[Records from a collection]
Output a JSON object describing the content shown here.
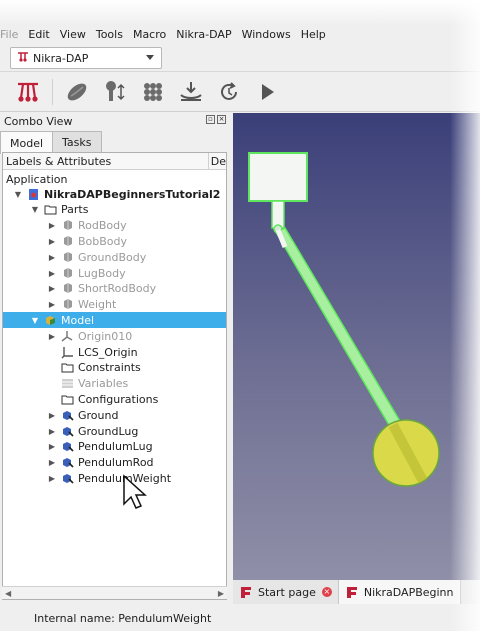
{
  "menu": [
    "File",
    "Edit",
    "View",
    "Tools",
    "Macro",
    "Nikra-DAP",
    "Windows",
    "Help"
  ],
  "workbench": {
    "selected": "Nikra-DAP"
  },
  "toolbar": {
    "icons": [
      "pendulum-icon",
      "body-icon",
      "joint-icon",
      "force-icon",
      "ground-icon",
      "reset-icon",
      "play-icon"
    ]
  },
  "combo": {
    "title": "Combo View",
    "tabs": [
      "Model",
      "Tasks"
    ]
  },
  "tree": {
    "header": {
      "col1": "Labels & Attributes",
      "col2": "De"
    },
    "root_label": "Application",
    "items": [
      {
        "label": "NikraDAPBeginnersTutorial2",
        "icon": "document-icon",
        "arrow": "▼"
      },
      {
        "label": "Parts",
        "icon": "folder-icon",
        "arrow": "▼"
      },
      {
        "label": "RodBody",
        "icon": "gear-icon",
        "arrow": "▶"
      },
      {
        "label": "BobBody",
        "icon": "gear-icon",
        "arrow": "▶"
      },
      {
        "label": "GroundBody",
        "icon": "gear-icon",
        "arrow": "▶"
      },
      {
        "label": "LugBody",
        "icon": "gear-icon",
        "arrow": "▶"
      },
      {
        "label": "ShortRodBody",
        "icon": "gear-icon",
        "arrow": "▶"
      },
      {
        "label": "Weight",
        "icon": "gear-icon",
        "arrow": "▶"
      },
      {
        "label": "Model",
        "icon": "assembly-icon",
        "arrow": "▼"
      },
      {
        "label": "Origin010",
        "icon": "origin-icon",
        "arrow": "▶"
      },
      {
        "label": "LCS_Origin",
        "icon": "lcs-icon",
        "arrow": ""
      },
      {
        "label": "Constraints",
        "icon": "folder-icon",
        "arrow": ""
      },
      {
        "label": "Variables",
        "icon": "table-icon",
        "arrow": ""
      },
      {
        "label": "Configurations",
        "icon": "folder-icon",
        "arrow": ""
      },
      {
        "label": "Ground",
        "icon": "link-icon",
        "arrow": "▶"
      },
      {
        "label": "GroundLug",
        "icon": "link-icon",
        "arrow": "▶"
      },
      {
        "label": "PendulumLug",
        "icon": "link-icon",
        "arrow": "▶"
      },
      {
        "label": "PendulumRod",
        "icon": "link-icon",
        "arrow": "▶"
      },
      {
        "label": "PendulumWeight",
        "icon": "link-icon",
        "arrow": "▶"
      }
    ]
  },
  "doc_tabs": [
    {
      "label": "Start page"
    },
    {
      "label": "NikraDAPBeginn"
    }
  ],
  "status": {
    "text": "Internal name: PendulumWeight"
  },
  "colors": {
    "selection": "#3daee9",
    "highlight": "#7cf07c",
    "weight": "#d9d94a"
  }
}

_Required task_
List every line above that holds the word "PendulumWeight".

_Exercise solution_
        "label": "PendulumWeight",
    "text": "Internal name: PendulumWeight"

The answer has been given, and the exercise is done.